**What the task requires**
Pull out every line with the word "color".

**Records**
((

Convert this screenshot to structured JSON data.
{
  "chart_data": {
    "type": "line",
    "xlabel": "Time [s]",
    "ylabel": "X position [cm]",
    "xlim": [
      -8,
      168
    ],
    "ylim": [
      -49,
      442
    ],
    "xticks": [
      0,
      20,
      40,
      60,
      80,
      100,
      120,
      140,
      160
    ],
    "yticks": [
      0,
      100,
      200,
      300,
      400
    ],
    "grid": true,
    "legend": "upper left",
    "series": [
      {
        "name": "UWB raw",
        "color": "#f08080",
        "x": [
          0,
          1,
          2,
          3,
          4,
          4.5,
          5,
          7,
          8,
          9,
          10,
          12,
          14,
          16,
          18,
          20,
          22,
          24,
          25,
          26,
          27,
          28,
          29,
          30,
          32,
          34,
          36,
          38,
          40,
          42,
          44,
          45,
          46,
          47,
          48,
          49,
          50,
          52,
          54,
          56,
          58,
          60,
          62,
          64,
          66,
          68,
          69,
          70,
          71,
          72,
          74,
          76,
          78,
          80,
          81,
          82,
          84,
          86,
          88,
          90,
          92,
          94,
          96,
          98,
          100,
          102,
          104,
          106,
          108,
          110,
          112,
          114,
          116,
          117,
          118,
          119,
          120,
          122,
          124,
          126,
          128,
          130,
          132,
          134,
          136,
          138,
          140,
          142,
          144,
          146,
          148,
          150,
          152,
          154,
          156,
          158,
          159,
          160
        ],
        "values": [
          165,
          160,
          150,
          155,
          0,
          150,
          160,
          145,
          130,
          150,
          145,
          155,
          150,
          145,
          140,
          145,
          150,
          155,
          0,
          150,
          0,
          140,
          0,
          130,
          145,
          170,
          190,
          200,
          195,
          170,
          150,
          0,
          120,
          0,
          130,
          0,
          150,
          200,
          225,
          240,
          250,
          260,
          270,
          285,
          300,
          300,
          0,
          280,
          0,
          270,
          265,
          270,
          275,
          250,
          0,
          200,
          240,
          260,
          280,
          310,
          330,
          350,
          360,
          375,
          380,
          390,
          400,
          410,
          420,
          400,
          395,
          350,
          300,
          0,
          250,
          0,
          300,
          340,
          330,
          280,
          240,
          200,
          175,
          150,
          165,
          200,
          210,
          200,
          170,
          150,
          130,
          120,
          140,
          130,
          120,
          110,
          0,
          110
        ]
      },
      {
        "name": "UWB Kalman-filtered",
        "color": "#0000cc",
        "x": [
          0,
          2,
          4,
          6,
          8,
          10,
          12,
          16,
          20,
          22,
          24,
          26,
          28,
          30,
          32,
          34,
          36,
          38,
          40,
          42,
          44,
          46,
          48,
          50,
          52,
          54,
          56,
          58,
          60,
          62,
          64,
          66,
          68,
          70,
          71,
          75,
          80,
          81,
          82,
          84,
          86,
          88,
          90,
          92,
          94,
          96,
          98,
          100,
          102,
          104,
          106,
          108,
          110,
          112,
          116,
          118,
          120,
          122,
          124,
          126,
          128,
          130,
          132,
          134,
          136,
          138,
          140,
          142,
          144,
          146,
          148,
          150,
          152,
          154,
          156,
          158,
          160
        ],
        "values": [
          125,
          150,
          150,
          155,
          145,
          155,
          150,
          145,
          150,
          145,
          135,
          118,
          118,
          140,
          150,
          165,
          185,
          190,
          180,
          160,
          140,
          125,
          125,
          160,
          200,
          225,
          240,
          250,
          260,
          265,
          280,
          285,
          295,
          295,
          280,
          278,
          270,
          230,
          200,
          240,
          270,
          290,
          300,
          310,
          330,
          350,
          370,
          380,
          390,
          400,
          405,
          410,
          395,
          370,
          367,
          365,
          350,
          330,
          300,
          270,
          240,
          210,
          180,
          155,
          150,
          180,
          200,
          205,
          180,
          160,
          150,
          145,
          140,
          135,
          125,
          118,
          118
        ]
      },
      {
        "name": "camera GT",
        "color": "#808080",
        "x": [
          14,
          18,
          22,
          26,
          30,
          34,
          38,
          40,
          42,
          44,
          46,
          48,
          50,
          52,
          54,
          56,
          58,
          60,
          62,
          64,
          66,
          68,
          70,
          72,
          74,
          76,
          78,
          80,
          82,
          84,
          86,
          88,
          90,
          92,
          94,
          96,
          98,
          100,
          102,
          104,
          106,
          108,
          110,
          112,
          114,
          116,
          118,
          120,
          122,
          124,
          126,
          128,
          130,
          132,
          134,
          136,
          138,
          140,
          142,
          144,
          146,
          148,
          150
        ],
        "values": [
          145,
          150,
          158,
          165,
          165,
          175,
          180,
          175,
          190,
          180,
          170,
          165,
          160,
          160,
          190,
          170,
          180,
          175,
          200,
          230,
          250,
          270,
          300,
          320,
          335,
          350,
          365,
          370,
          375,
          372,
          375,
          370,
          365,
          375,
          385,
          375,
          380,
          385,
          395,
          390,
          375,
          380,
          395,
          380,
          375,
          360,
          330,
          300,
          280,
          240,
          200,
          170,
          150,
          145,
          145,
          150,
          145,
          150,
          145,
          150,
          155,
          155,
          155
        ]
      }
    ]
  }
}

))

**Correct output**
        "color": "#f08080",
        "color": "#0000cc",
        "color": "#808080",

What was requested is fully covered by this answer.